[Rows excerpted from a collection]
● ● ● ● ●

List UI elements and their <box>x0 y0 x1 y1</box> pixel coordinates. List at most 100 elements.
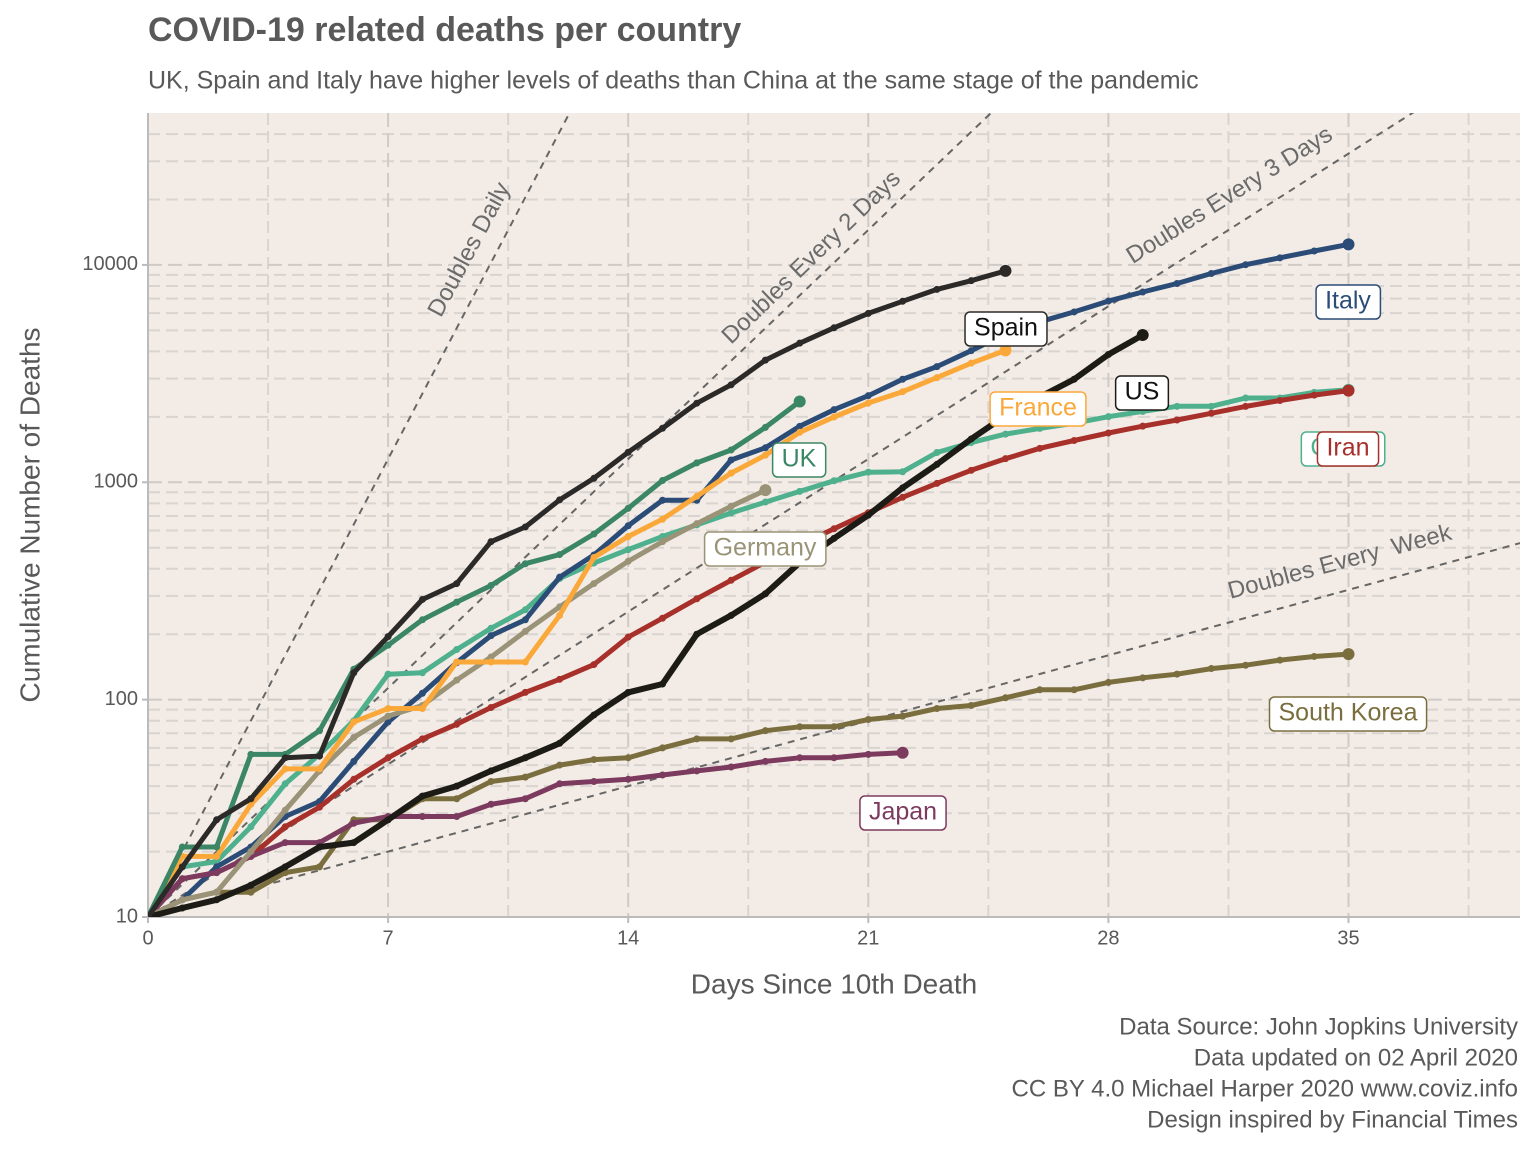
series-label: Italy <box>1315 284 1382 320</box>
data-point <box>590 530 598 538</box>
data-point <box>521 616 529 624</box>
data-point <box>1070 308 1078 316</box>
data-point <box>1242 402 1250 410</box>
data-point <box>967 701 975 709</box>
data-point <box>830 406 838 414</box>
data-point <box>487 538 495 546</box>
data-point <box>590 711 598 719</box>
data-point <box>418 705 426 713</box>
data-point <box>418 792 426 800</box>
data-point <box>693 767 701 775</box>
data-point <box>1207 665 1215 673</box>
data-point <box>148 913 152 917</box>
data-point <box>487 658 495 666</box>
data-point <box>521 754 529 762</box>
data-point <box>453 720 461 728</box>
data-point <box>659 477 666 485</box>
series-label: Spain <box>964 311 1048 347</box>
data-point <box>1104 678 1112 686</box>
data-point <box>384 712 392 720</box>
data-point <box>384 816 392 824</box>
data-point <box>624 522 632 530</box>
data-point <box>761 727 769 735</box>
data-point <box>418 616 426 624</box>
series <box>148 329 1149 917</box>
plot-area <box>148 113 1520 917</box>
data-point <box>487 624 495 632</box>
data-point <box>247 888 255 896</box>
data-point <box>796 754 804 762</box>
data-point <box>316 803 323 811</box>
chart-title: COVID-19 related deaths per country <box>148 11 741 49</box>
data-point <box>830 324 838 332</box>
data-point <box>933 705 941 713</box>
data-point <box>624 688 632 696</box>
data-point <box>1310 391 1318 399</box>
data-point <box>830 723 838 731</box>
data-point <box>350 775 358 783</box>
data-point <box>761 356 769 364</box>
data-point <box>178 875 186 883</box>
data-point <box>178 863 186 871</box>
data-point <box>384 641 392 649</box>
label-box <box>703 531 827 567</box>
data-point <box>793 395 806 408</box>
series-line <box>148 347 1008 917</box>
x-tick-label: 21 <box>857 927 879 949</box>
data-point <box>487 800 495 808</box>
data-point <box>899 712 907 720</box>
data-point <box>899 388 907 396</box>
legend-label: US <box>1125 378 1160 406</box>
data-point <box>659 680 666 688</box>
data-point <box>1207 269 1215 277</box>
data-point <box>178 904 186 912</box>
data-point <box>521 795 529 803</box>
series-label: France <box>989 391 1087 427</box>
data-point <box>1070 375 1078 383</box>
data-point <box>967 466 975 474</box>
data-point <box>624 448 632 456</box>
data-point <box>1070 686 1078 694</box>
data-point <box>864 468 872 476</box>
legend-label: UK <box>782 445 817 473</box>
series-label: Japan <box>859 795 947 831</box>
data-point <box>659 515 666 523</box>
data-point <box>727 456 735 464</box>
series <box>148 746 909 917</box>
data-point <box>933 285 941 293</box>
data-point <box>1242 661 1250 669</box>
data-point <box>967 347 975 355</box>
data-point <box>1310 652 1318 660</box>
data-point <box>521 523 529 531</box>
data-point <box>624 557 632 565</box>
data-point <box>1342 384 1355 397</box>
data-point <box>281 863 289 871</box>
data-point <box>896 746 909 759</box>
data-point <box>1104 297 1112 305</box>
data-point <box>213 863 221 871</box>
data-point <box>1242 394 1250 402</box>
data-point <box>213 852 221 860</box>
y-tick-label: 1000 <box>94 471 139 493</box>
data-point <box>213 869 221 877</box>
data-point <box>659 538 666 546</box>
data-point <box>590 553 598 561</box>
data-point <box>933 374 941 382</box>
series-label: UK <box>771 442 827 478</box>
data-point <box>761 757 769 765</box>
data-point <box>933 448 941 456</box>
data-point <box>590 661 598 669</box>
series-line <box>148 399 803 917</box>
data-point <box>213 816 221 824</box>
data-point <box>1002 455 1009 463</box>
data-point <box>418 595 426 603</box>
data-point <box>556 780 564 788</box>
data-point <box>933 460 941 468</box>
data-point <box>727 502 735 510</box>
data-point <box>1036 686 1044 694</box>
data-point <box>453 795 461 803</box>
data-point <box>350 819 358 827</box>
data-point <box>281 780 289 788</box>
data-point <box>487 632 495 640</box>
data-point <box>281 754 289 762</box>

● ● ● ● ●

### EXERCISE DIRECTIONS
Starting at the line that contains "series-label: Italy <box>1315" and ending at the line that contains "series-label: France <box>989", write out those lines again with "data-point" changed to "marker" and nothing else altered. Give only those lines.

### EXERCISE RESULT
series-label: Italy <box>1315 284 1382 320</box>
marker <box>590 530 598 538</box>
marker <box>521 616 529 624</box>
marker <box>1070 308 1078 316</box>
marker <box>1242 402 1250 410</box>
marker <box>967 701 975 709</box>
marker <box>830 406 838 414</box>
marker <box>487 538 495 546</box>
marker <box>590 711 598 719</box>
marker <box>418 705 426 713</box>
marker <box>418 792 426 800</box>
marker <box>693 767 701 775</box>
marker <box>1207 665 1215 673</box>
marker <box>148 913 152 917</box>
marker <box>487 658 495 666</box>
marker <box>521 754 529 762</box>
marker <box>453 720 461 728</box>
marker <box>659 477 666 485</box>
series-label: Spain <box>964 311 1048 347</box>
marker <box>1104 678 1112 686</box>
marker <box>384 712 392 720</box>
marker <box>384 816 392 824</box>
marker <box>624 522 632 530</box>
marker <box>761 727 769 735</box>
marker <box>418 616 426 624</box>
series <box>148 329 1149 917</box>
plot-area <box>148 113 1520 917</box>
marker <box>487 624 495 632</box>
marker <box>247 888 255 896</box>
marker <box>796 754 804 762</box>
marker <box>316 803 323 811</box>
chart-title: COVID-19 related deaths per country <box>148 11 741 49</box>
marker <box>830 324 838 332</box>
marker <box>933 705 941 713</box>
marker <box>624 688 632 696</box>
marker <box>1310 391 1318 399</box>
marker <box>830 723 838 731</box>
marker <box>350 775 358 783</box>
marker <box>761 356 769 364</box>
marker <box>178 875 186 883</box>
marker <box>178 863 186 871</box>
marker <box>384 641 392 649</box>
label-box <box>703 531 827 567</box>
marker <box>793 395 806 408</box>
series-line <box>148 347 1008 917</box>
x-tick-label: 21 <box>857 927 879 949</box>
marker <box>487 800 495 808</box>
marker <box>899 712 907 720</box>
marker <box>899 388 907 396</box>
legend-label: US <box>1125 378 1160 406</box>
marker <box>659 680 666 688</box>
marker <box>1207 269 1215 277</box>
marker <box>178 904 186 912</box>
marker <box>521 795 529 803</box>
series-label: France <box>989 391 1087 427</box>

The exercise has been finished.